**EXERCISE**
Copy each line below in which the string "pandemia" occurs.

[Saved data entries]
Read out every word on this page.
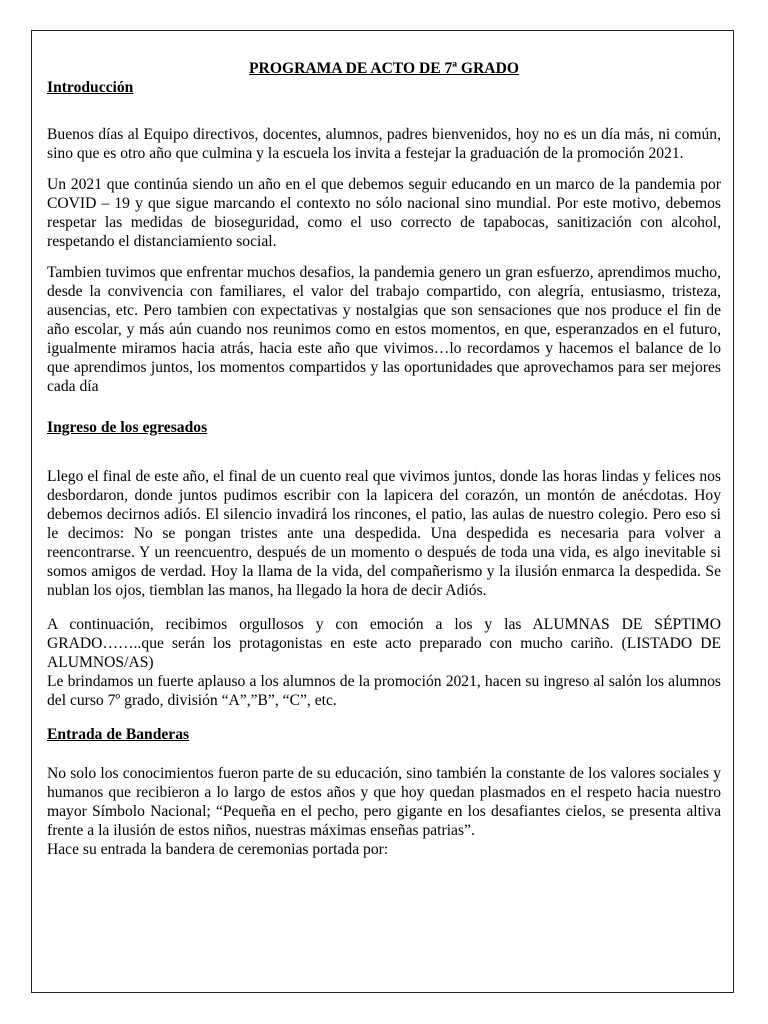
PROGRAMA DE ACTO DE 7ª GRADO
Introducción

Buenos días al Equipo directivos, docentes, alumnos, padres bienvenidos, hoy no es un día más, ni común, sino que es otro año que culmina y la escuela los invita a festejar la graduación de la promoción 2021.

Un 2021 que continúa siendo un año en el que debemos seguir educando en un marco de la pandemia por COVID – 19 y que sigue marcando el contexto no sólo nacional sino mundial. Por este motivo, debemos respetar las medidas de bioseguridad, como el uso correcto de tapabocas, sanitización con alcohol, respetando el distanciamiento social.

Tambien tuvimos que enfrentar muchos desafios, la pandemia genero un gran esfuerzo, aprendimos mucho, desde la convivencia con familiares, el valor del trabajo compartido, con alegría, entusiasmo, tristeza, ausencias, etc. Pero tambien con expectativas y nostalgias que son sensaciones que nos produce el fin de año escolar, y más aún cuando nos reunimos como en estos momentos, en que, esperanzados en el futuro, igualmente miramos hacia atrás, hacia este año que vivimos…lo recordamos y hacemos el balance de lo que aprendimos juntos, los momentos compartidos y las oportunidades que aprovechamos para ser mejores cada día

Ingreso de los egresados

Llego el final de este año, el final de un cuento real que vivimos juntos, donde las horas lindas y felices nos desbordaron, donde juntos pudimos escribir con la lapicera del corazón, un montón de anécdotas. Hoy debemos decirnos adiós. El silencio invadirá los rincones, el patio, las aulas de nuestro colegio. Pero eso si le decimos: No se pongan tristes ante una despedida. Una despedida es necesaria para volver a reencontrarse. Y un reencuentro, después de un momento o después de toda una vida, es algo inevitable si somos amigos de verdad. Hoy la llama de la vida, del compañerismo y la ilusión enmarca la despedida. Se nublan los ojos, tiemblan las manos, ha llegado la hora de decir Adiós.

A continuación, recibimos orgullosos y con emoción a los y las ALUMNAS DE SÉPTIMO GRADO……..que serán los protagonistas en este acto preparado con mucho cariño. (LISTADO DE ALUMNOS/AS)

Le brindamos un fuerte aplauso a los alumnos de la promoción 2021, hacen su ingreso al salón los alumnos del curso 7º grado, división “A”,”B”, “C”, etc.

Entrada de Banderas

No solo los conocimientos fueron parte de su educación, sino también la constante de los valores sociales y humanos que recibieron a lo largo de estos años y que hoy quedan plasmados en el respeto hacia nuestro mayor Símbolo Nacional; “Pequeña en el pecho, pero gigante en los desafiantes cielos, se presenta altiva frente a la ilusión de estos niños, nuestras máximas enseñas patrias”.

Hace su entrada la bandera de ceremonias portada por:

**RESULT**
Un 2021 que continúa siendo un año en el que debemos seguir educando en un marco de la pandemia por COVID – 19 y que sigue marcando el contexto no sólo nacional sino mundial. Por este motivo, debemos respetar las medidas de bioseguridad, como el uso correcto de tapabocas, sanitización con alcohol, respetando el distanciamiento social.
Tambien tuvimos que enfrentar muchos desafios, la pandemia genero un gran esfuerzo, aprendimos mucho, desde la convivencia con familiares, el valor del trabajo compartido, con alegría, entusiasmo, tristeza, ausencias, etc. Pero tambien con expectativas y nostalgias que son sensaciones que nos produce el fin de año escolar, y más aún cuando nos reunimos como en estos momentos, en que, esperanzados en el futuro, igualmente miramos hacia atrás, hacia este año que vivimos…lo recordamos y hacemos el balance de lo que aprendimos juntos, los momentos compartidos y las oportunidades que aprovechamos para ser mejores cada día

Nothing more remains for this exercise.